■ **The request**: Give back exactly the lines from the one containing "Type out the text in this image." through the end of the records, including both, and no others.
-- START --
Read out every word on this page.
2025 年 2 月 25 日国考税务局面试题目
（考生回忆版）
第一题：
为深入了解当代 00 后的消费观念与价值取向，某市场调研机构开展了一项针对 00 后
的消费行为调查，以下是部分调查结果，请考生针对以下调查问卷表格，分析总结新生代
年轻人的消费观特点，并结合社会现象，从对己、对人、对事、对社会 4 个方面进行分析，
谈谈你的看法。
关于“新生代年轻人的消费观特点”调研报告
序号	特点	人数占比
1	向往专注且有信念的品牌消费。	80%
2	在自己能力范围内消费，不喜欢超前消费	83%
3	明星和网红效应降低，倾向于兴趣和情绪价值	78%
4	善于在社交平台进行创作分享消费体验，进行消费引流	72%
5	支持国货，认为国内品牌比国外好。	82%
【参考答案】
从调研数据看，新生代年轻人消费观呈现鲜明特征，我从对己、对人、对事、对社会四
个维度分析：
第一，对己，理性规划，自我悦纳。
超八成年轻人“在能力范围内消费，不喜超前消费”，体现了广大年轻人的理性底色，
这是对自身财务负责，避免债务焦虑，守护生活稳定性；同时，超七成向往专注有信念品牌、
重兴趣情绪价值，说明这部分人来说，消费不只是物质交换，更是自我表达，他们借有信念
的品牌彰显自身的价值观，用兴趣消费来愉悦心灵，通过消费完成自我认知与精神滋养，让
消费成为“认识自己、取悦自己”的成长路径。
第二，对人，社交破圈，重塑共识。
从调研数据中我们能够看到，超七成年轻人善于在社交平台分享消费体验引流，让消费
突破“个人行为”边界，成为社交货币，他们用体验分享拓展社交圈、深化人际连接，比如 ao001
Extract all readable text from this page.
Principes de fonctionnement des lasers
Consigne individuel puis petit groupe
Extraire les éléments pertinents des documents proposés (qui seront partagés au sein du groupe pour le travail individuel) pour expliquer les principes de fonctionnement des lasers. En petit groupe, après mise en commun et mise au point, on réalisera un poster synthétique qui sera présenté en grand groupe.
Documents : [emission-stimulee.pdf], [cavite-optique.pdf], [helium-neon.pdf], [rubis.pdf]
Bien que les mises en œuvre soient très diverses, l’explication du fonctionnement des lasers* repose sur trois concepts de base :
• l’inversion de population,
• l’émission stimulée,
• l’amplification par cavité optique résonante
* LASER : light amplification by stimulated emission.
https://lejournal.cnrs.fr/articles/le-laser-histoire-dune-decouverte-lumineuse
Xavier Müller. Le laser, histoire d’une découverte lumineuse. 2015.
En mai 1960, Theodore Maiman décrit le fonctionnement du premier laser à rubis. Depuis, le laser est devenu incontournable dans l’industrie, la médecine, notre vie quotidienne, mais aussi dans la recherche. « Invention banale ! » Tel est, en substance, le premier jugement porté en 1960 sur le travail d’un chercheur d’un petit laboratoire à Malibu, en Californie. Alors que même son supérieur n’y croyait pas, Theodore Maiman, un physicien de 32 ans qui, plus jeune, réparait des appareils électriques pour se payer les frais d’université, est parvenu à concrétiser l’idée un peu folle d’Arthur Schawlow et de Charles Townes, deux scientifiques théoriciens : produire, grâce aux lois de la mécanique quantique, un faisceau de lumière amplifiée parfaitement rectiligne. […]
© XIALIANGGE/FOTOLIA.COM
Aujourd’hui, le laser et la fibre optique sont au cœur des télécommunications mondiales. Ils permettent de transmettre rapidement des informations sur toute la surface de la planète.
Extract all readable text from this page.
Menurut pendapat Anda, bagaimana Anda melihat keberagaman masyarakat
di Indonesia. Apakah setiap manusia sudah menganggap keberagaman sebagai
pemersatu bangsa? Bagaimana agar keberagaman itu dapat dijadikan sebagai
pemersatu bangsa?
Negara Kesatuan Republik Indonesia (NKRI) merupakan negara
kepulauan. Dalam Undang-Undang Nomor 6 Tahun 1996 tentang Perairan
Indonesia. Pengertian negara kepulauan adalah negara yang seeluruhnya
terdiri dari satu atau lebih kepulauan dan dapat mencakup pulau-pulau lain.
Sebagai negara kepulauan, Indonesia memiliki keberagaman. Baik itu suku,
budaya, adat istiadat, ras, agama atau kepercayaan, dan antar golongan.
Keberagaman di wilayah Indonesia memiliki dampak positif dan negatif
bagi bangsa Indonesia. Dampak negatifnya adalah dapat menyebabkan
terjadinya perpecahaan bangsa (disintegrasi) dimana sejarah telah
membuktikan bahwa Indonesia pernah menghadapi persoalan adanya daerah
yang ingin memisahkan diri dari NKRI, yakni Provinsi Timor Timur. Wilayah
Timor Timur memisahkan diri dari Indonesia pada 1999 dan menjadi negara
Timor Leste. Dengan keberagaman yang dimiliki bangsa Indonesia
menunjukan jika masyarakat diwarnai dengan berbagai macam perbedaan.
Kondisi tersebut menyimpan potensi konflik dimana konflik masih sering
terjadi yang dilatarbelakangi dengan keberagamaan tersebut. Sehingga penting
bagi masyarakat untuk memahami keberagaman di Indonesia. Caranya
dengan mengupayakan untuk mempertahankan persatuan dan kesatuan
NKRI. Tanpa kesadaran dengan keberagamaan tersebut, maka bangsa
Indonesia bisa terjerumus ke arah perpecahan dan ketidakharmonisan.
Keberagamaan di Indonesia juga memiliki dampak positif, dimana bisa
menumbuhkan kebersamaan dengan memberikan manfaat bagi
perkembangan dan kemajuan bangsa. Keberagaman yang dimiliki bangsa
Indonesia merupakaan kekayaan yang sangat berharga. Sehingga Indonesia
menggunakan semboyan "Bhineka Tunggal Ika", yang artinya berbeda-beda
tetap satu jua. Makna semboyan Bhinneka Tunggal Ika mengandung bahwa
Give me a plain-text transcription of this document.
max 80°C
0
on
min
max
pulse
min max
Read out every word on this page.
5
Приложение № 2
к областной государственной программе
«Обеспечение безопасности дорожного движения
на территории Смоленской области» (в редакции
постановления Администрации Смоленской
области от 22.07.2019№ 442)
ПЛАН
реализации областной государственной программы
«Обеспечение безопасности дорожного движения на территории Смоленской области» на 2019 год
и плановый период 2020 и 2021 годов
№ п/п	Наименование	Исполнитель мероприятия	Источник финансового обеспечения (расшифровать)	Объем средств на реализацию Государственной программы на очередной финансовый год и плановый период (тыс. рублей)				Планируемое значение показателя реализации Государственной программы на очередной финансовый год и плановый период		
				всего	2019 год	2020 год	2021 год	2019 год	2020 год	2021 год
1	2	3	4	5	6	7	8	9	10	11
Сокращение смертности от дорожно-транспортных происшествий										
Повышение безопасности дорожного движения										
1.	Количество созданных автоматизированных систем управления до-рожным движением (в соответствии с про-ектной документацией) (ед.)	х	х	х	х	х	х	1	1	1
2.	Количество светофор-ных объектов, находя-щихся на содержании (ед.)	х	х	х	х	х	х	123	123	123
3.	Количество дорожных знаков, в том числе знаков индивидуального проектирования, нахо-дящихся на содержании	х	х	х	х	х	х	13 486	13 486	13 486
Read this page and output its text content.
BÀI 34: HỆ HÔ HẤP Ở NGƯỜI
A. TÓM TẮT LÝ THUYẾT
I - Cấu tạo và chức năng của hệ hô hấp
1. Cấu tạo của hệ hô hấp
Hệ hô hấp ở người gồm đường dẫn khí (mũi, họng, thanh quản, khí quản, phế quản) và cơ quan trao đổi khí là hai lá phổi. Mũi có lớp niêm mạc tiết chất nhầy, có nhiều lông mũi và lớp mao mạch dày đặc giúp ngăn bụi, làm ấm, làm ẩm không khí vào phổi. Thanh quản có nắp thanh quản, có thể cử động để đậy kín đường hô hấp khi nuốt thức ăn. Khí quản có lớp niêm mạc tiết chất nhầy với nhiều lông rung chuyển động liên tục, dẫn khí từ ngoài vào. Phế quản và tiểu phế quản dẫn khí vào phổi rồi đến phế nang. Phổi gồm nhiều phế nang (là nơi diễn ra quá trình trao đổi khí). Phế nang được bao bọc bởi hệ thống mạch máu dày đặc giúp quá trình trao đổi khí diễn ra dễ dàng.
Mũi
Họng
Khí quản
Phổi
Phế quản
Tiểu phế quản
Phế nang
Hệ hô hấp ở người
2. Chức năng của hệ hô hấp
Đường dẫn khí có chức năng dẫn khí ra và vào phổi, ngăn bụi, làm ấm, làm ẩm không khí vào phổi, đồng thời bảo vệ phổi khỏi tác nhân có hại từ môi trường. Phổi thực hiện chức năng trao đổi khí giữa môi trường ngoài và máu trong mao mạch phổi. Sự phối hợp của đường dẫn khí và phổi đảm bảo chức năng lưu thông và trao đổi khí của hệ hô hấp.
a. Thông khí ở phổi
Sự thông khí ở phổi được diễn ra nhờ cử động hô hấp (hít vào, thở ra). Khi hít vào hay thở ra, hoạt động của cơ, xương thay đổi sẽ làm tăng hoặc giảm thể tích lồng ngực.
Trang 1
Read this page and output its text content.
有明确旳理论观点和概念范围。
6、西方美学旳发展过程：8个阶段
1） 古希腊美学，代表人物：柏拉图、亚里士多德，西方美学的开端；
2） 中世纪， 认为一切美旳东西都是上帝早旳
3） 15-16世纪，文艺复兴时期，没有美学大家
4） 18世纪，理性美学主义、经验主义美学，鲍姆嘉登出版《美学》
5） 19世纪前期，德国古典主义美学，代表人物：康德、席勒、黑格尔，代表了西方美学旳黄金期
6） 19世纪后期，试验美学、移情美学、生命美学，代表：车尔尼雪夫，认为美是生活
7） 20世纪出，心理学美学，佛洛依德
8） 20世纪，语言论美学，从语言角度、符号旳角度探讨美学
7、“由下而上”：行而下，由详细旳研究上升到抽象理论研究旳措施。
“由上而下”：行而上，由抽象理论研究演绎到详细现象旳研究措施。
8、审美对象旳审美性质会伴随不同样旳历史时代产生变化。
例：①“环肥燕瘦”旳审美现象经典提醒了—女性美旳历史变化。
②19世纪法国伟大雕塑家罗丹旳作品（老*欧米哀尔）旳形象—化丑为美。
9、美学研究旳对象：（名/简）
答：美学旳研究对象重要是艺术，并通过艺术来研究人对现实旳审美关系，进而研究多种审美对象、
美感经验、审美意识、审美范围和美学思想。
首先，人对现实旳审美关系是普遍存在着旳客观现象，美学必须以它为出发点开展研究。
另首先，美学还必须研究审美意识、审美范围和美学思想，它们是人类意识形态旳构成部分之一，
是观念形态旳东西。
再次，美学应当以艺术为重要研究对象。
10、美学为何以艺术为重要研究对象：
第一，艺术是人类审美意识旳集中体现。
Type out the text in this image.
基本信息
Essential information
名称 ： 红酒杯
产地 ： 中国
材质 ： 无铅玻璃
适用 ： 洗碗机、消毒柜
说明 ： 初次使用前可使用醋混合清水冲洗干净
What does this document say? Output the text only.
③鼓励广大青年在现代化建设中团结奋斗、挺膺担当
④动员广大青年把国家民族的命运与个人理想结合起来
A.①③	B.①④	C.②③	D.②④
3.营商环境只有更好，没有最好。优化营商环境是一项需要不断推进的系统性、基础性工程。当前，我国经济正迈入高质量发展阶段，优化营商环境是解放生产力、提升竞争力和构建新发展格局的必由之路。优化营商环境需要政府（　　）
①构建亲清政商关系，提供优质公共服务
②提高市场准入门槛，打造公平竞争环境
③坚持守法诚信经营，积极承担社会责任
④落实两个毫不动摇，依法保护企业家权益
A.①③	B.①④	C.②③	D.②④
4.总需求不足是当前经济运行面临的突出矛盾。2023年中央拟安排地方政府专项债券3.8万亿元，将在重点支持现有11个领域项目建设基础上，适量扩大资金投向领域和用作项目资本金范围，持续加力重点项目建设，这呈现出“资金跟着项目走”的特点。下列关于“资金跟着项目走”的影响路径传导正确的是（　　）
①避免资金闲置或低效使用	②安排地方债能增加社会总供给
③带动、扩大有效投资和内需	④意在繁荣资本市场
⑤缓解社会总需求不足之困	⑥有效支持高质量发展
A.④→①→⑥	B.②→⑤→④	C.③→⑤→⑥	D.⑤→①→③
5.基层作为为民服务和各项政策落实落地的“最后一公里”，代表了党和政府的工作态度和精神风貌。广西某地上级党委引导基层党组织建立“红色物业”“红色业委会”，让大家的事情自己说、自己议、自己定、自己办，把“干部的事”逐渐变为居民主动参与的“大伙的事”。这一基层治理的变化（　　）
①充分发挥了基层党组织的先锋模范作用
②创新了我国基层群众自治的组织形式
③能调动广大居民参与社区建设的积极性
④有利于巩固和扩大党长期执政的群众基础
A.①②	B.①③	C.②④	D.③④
-- END --
■ **Finished answer**:
Type out the text in this image.
基本信息
Essential information
名称 ： 红酒杯
产地 ： 中国
材质 ： 无铅玻璃
适用 ： 洗碗机、消毒柜
说明 ： 初次使用前可使用醋混合清水冲洗干净
What does this document say? Output the text only.
③鼓励广大青年在现代化建设中团结奋斗、挺膺担当
④动员广大青年把国家民族的命运与个人理想结合起来
A.①③	B.①④	C.②③	D.②④
3.营商环境只有更好，没有最好。优化营商环境是一项需要不断推进的系统性、基础性工程。当前，我国经济正迈入高质量发展阶段，优化营商环境是解放生产力、提升竞争力和构建新发展格局的必由之路。优化营商环境需要政府（　　）
①构建亲清政商关系，提供优质公共服务
②提高市场准入门槛，打造公平竞争环境
③坚持守法诚信经营，积极承担社会责任
④落实两个毫不动摇，依法保护企业家权益
A.①③	B.①④	C.②③	D.②④
4.总需求不足是当前经济运行面临的突出矛盾。2023年中央拟安排地方政府专项债券3.8万亿元，将在重点支持现有11个领域项目建设基础上，适量扩大资金投向领域和用作项目资本金范围，持续加力重点项目建设，这呈现出“资金跟着项目走”的特点。下列关于“资金跟着项目走”的影响路径传导正确的是（　　）
①避免资金闲置或低效使用	②安排地方债能增加社会总供给
③带动、扩大有效投资和内需	④意在繁荣资本市场
⑤缓解社会总需求不足之困	⑥有效支持高质量发展
A.④→①→⑥	B.②→⑤→④	C.③→⑤→⑥	D.⑤→①→③
5.基层作为为民服务和各项政策落实落地的“最后一公里”，代表了党和政府的工作态度和精神风貌。广西某地上级党委引导基层党组织建立“红色物业”“红色业委会”，让大家的事情自己说、自己议、自己定、自己办，把“干部的事”逐渐变为居民主动参与的“大伙的事”。这一基层治理的变化（　　）
①充分发挥了基层党组织的先锋模范作用
②创新了我国基层群众自治的组织形式
③能调动广大居民参与社区建设的积极性
④有利于巩固和扩大党长期执政的群众基础
A.①②	B.①③	C.②④	D.③④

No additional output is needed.